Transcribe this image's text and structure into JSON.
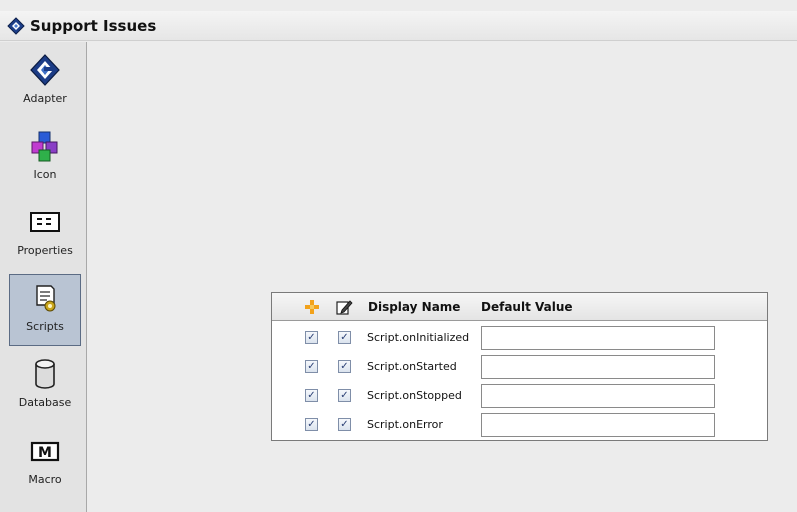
{
  "window": {
    "title": "Support Issues"
  },
  "sidebar": {
    "items": [
      {
        "label": "Adapter",
        "icon": "adapter-icon",
        "selected": false
      },
      {
        "label": "Icon",
        "icon": "puzzle-icon",
        "selected": false
      },
      {
        "label": "Properties",
        "icon": "properties-icon",
        "selected": false
      },
      {
        "label": "Scripts",
        "icon": "script-icon",
        "selected": true
      },
      {
        "label": "Database",
        "icon": "database-icon",
        "selected": false
      },
      {
        "label": "Macro",
        "icon": "macro-icon",
        "selected": false
      }
    ]
  },
  "table": {
    "headers": {
      "add_icon": "add-icon",
      "edit_icon": "edit-icon",
      "display_name": "Display Name",
      "default_value": "Default Value"
    },
    "rows": [
      {
        "name": "Script.onInitialized",
        "value": "",
        "checked_a": true,
        "checked_b": true
      },
      {
        "name": "Script.onStarted",
        "value": "",
        "checked_a": true,
        "checked_b": true
      },
      {
        "name": "Script.onStopped",
        "value": "",
        "checked_a": true,
        "checked_b": true
      },
      {
        "name": "Script.onError",
        "value": "",
        "checked_a": true,
        "checked_b": true
      }
    ],
    "check_glyph": "✓"
  },
  "colors": {
    "selection_bg": "#b9c4d3",
    "selection_border": "#5b6b84"
  }
}
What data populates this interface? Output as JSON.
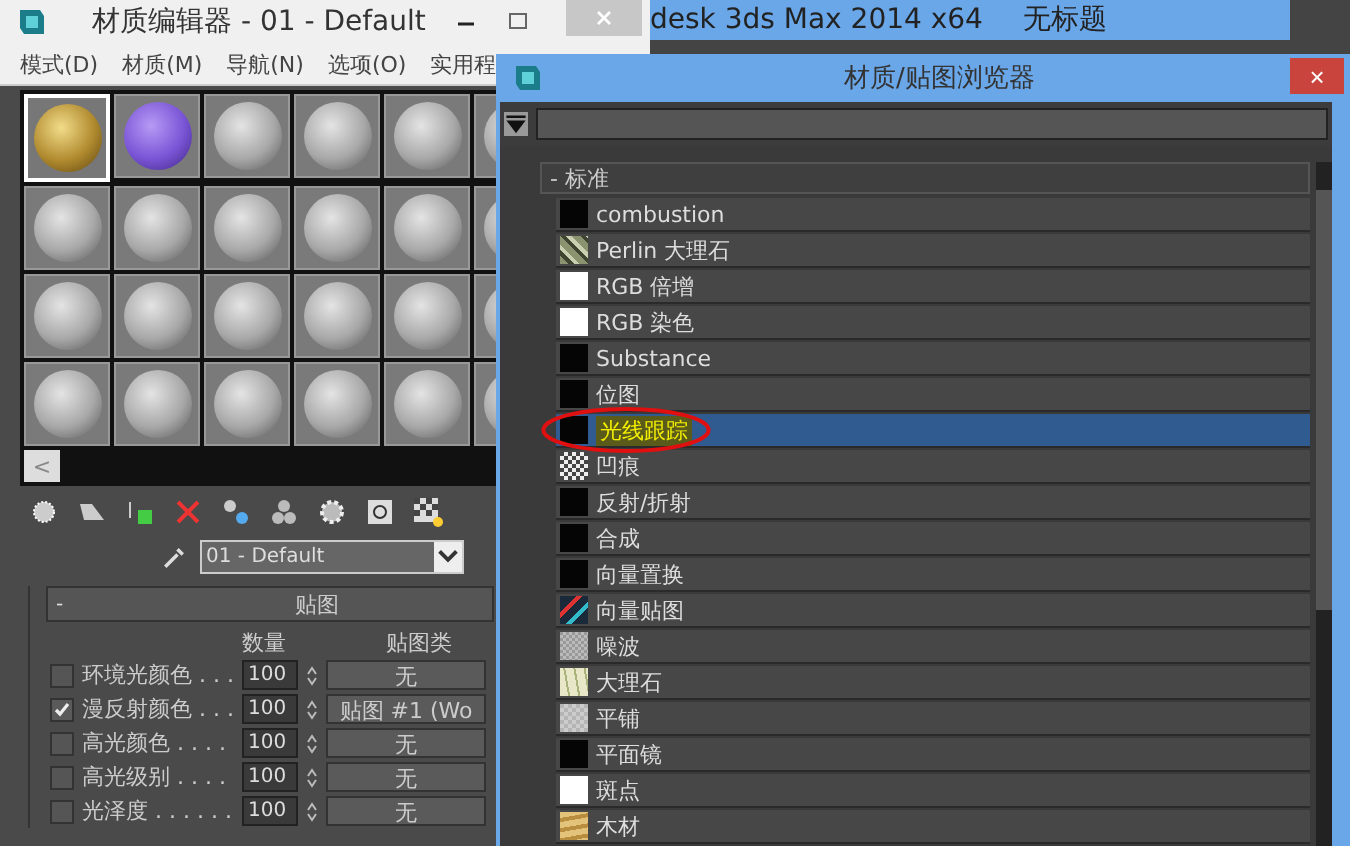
{
  "main_window": {
    "title": "desk 3ds Max  2014 x64",
    "document": "无标题"
  },
  "material_editor": {
    "title": "材质编辑器 - 01 - Default",
    "menu": [
      "模式(D)",
      "材质(M)",
      "导航(N)",
      "选项(O)",
      "实用程"
    ],
    "slots": [
      {
        "kind": "gold",
        "selected": true
      },
      {
        "kind": "purple",
        "selected": false
      },
      {
        "kind": "gray",
        "selected": false
      },
      {
        "kind": "gray",
        "selected": false
      },
      {
        "kind": "gray",
        "selected": false
      },
      {
        "kind": "gray",
        "selected": false
      },
      {
        "kind": "gray",
        "selected": false
      },
      {
        "kind": "gray",
        "selected": false
      },
      {
        "kind": "gray",
        "selected": false
      },
      {
        "kind": "gray",
        "selected": false
      },
      {
        "kind": "gray",
        "selected": false
      },
      {
        "kind": "gray",
        "selected": false
      },
      {
        "kind": "gray",
        "selected": false
      },
      {
        "kind": "gray",
        "selected": false
      },
      {
        "kind": "gray",
        "selected": false
      },
      {
        "kind": "gray",
        "selected": false
      },
      {
        "kind": "gray",
        "selected": false
      },
      {
        "kind": "gray",
        "selected": false
      },
      {
        "kind": "gray",
        "selected": false
      },
      {
        "kind": "gray",
        "selected": false
      },
      {
        "kind": "gray",
        "selected": false
      },
      {
        "kind": "gray",
        "selected": false
      },
      {
        "kind": "gray",
        "selected": false
      },
      {
        "kind": "gray",
        "selected": false
      }
    ],
    "scroll_left": "<",
    "material_name": "01 - Default",
    "maps_rollout": {
      "title": "贴图",
      "collapse": "-",
      "columns": [
        "数量",
        "贴图类"
      ],
      "rows": [
        {
          "label": "环境光颜色 . . .",
          "checked": false,
          "amount": "100",
          "map": "无"
        },
        {
          "label": "漫反射颜色 . . .",
          "checked": true,
          "amount": "100",
          "map": "贴图 #1 (Wo"
        },
        {
          "label": "高光颜色 . . . .",
          "checked": false,
          "amount": "100",
          "map": "无"
        },
        {
          "label": "高光级别 . . . .",
          "checked": false,
          "amount": "100",
          "map": "无"
        },
        {
          "label": "光泽度 . . . . . .",
          "checked": false,
          "amount": "100",
          "map": "无"
        }
      ]
    }
  },
  "browser": {
    "title": "材质/贴图浏览器",
    "close": "×",
    "group": {
      "collapse": "-",
      "title": "标准",
      "expanded": true
    },
    "items": [
      {
        "label": "combustion",
        "kind": "black",
        "selected": false,
        "circled": false
      },
      {
        "label": "Perlin 大理石",
        "kind": "perlin",
        "selected": false,
        "circled": false
      },
      {
        "label": "RGB 倍增",
        "kind": "white",
        "selected": false,
        "circled": false
      },
      {
        "label": "RGB 染色",
        "kind": "white",
        "selected": false,
        "circled": false
      },
      {
        "label": "Substance",
        "kind": "black",
        "selected": false,
        "circled": false
      },
      {
        "label": "位图",
        "kind": "black",
        "selected": false,
        "circled": false
      },
      {
        "label": "光线跟踪",
        "kind": "black",
        "selected": true,
        "circled": true
      },
      {
        "label": "凹痕",
        "kind": "dent",
        "selected": false,
        "circled": false
      },
      {
        "label": "反射/折射",
        "kind": "black",
        "selected": false,
        "circled": false
      },
      {
        "label": "合成",
        "kind": "black",
        "selected": false,
        "circled": false
      },
      {
        "label": "向量置换",
        "kind": "black",
        "selected": false,
        "circled": false
      },
      {
        "label": "向量贴图",
        "kind": "vector",
        "selected": false,
        "circled": false
      },
      {
        "label": "噪波",
        "kind": "noise",
        "selected": false,
        "circled": false
      },
      {
        "label": "大理石",
        "kind": "marble",
        "selected": false,
        "circled": false
      },
      {
        "label": "平铺",
        "kind": "tiles",
        "selected": false,
        "circled": false
      },
      {
        "label": "平面镜",
        "kind": "black",
        "selected": false,
        "circled": false
      },
      {
        "label": "斑点",
        "kind": "white",
        "selected": false,
        "circled": false
      },
      {
        "label": "木材",
        "kind": "wood",
        "selected": false,
        "circled": false
      }
    ]
  }
}
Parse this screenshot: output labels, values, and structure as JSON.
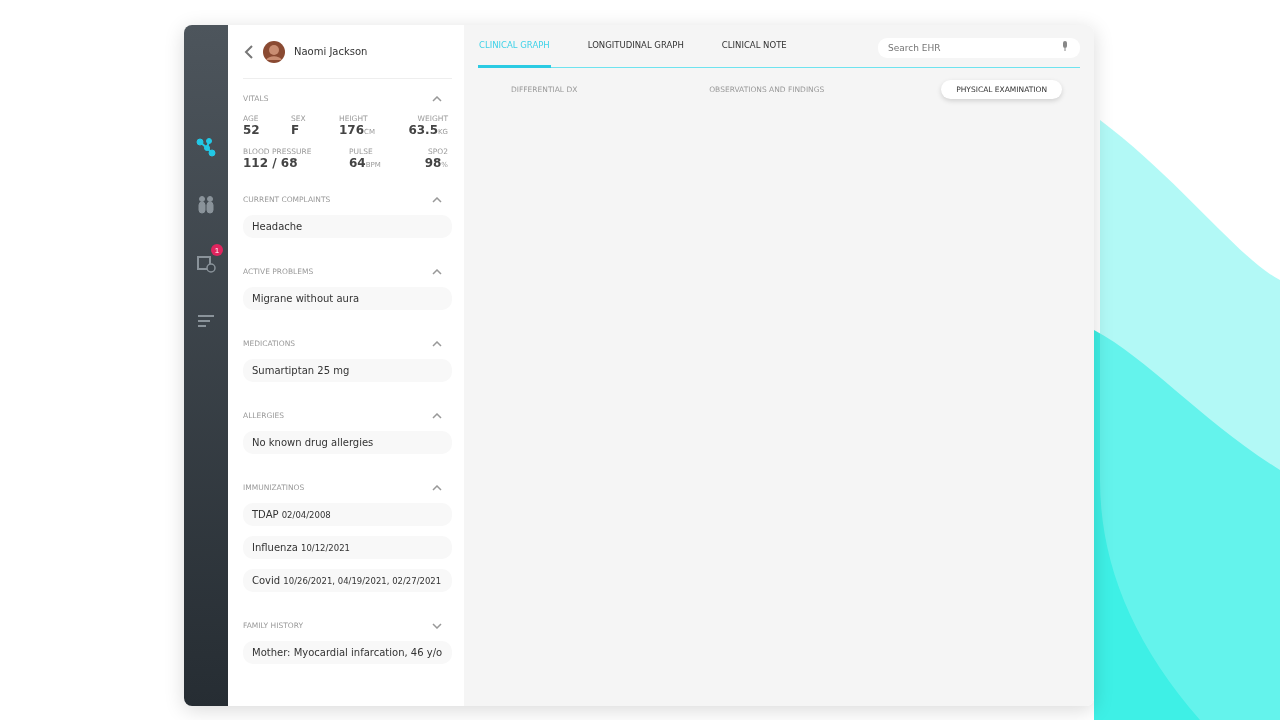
{
  "rail": [
    {
      "kind": "graph",
      "selected": true
    },
    {
      "kind": "people",
      "selected": false
    },
    {
      "kind": "calendar",
      "selected": false,
      "badge": "1"
    },
    {
      "kind": "filters",
      "selected": false
    }
  ],
  "patient": {
    "name": "Naomi Jackson"
  },
  "vitals": {
    "title": "VITALS",
    "expanded": true,
    "readings": [
      {
        "label": "AGE",
        "value": "52"
      },
      {
        "label": "SEX",
        "value": "F"
      },
      {
        "label": "HEIGHT",
        "value": "176",
        "unit": "CM"
      },
      {
        "label": "WEIGHT",
        "value": "63.5",
        "unit": "KG"
      },
      {
        "label": "BLOOD PRESSURE",
        "value": "112 / 68"
      },
      {
        "label": "PULSE",
        "value": "64",
        "unit": "BPM"
      },
      {
        "label": "SPO2",
        "value": "98",
        "unit": "%"
      }
    ]
  },
  "sections": [
    {
      "title": "CURRENT COMPLAINTS",
      "expanded": true,
      "items": [
        {
          "name": "Headache"
        }
      ]
    },
    {
      "title": "ACTIVE PROBLEMS",
      "expanded": true,
      "items": [
        {
          "name": "Migrane without aura"
        }
      ]
    },
    {
      "title": "MEDICATIONS",
      "expanded": true,
      "items": [
        {
          "name": "Sumartiptan 25 mg"
        }
      ]
    },
    {
      "title": "ALLERGIES",
      "expanded": true,
      "items": [
        {
          "name": "No known drug allergies"
        }
      ]
    },
    {
      "title": "IMMUNIZATINOS",
      "expanded": true,
      "items": [
        {
          "name": "TDAP",
          "detail": "02/04/2008"
        },
        {
          "name": "Influenza",
          "detail": "10/12/2021"
        },
        {
          "name": "Covid",
          "detail": "10/26/2021, 04/19/2021, 02/27/2021"
        }
      ]
    },
    {
      "title": "FAMILY  HISTORY",
      "expanded": false,
      "items": [
        {
          "name": "Mother: Myocardial infarcation, 46 y/o"
        }
      ]
    }
  ],
  "tabs": [
    {
      "label": "CLINICAL GRAPH",
      "selected": true
    },
    {
      "label": "LONGITUDINAL GRAPH",
      "selected": false
    },
    {
      "label": "CLINICAL NOTE",
      "selected": false
    }
  ],
  "search": {
    "placeholder": "Search EHR"
  },
  "subtabs": [
    {
      "label": "DIFFERENTIAL DX",
      "selected": false
    },
    {
      "label": "OBSERVATIONS AND FINDINGS",
      "selected": false
    },
    {
      "label": "PHYSICAL EXAMINATION",
      "selected": true
    }
  ]
}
▬▬▬
TO BE DONE - Look for lines containing the string "CLINICAL" and copy them all.

COMPLETE ANSWER -
      "label": "CLINICAL GRAPH",
      "label": "CLINICAL NOTE",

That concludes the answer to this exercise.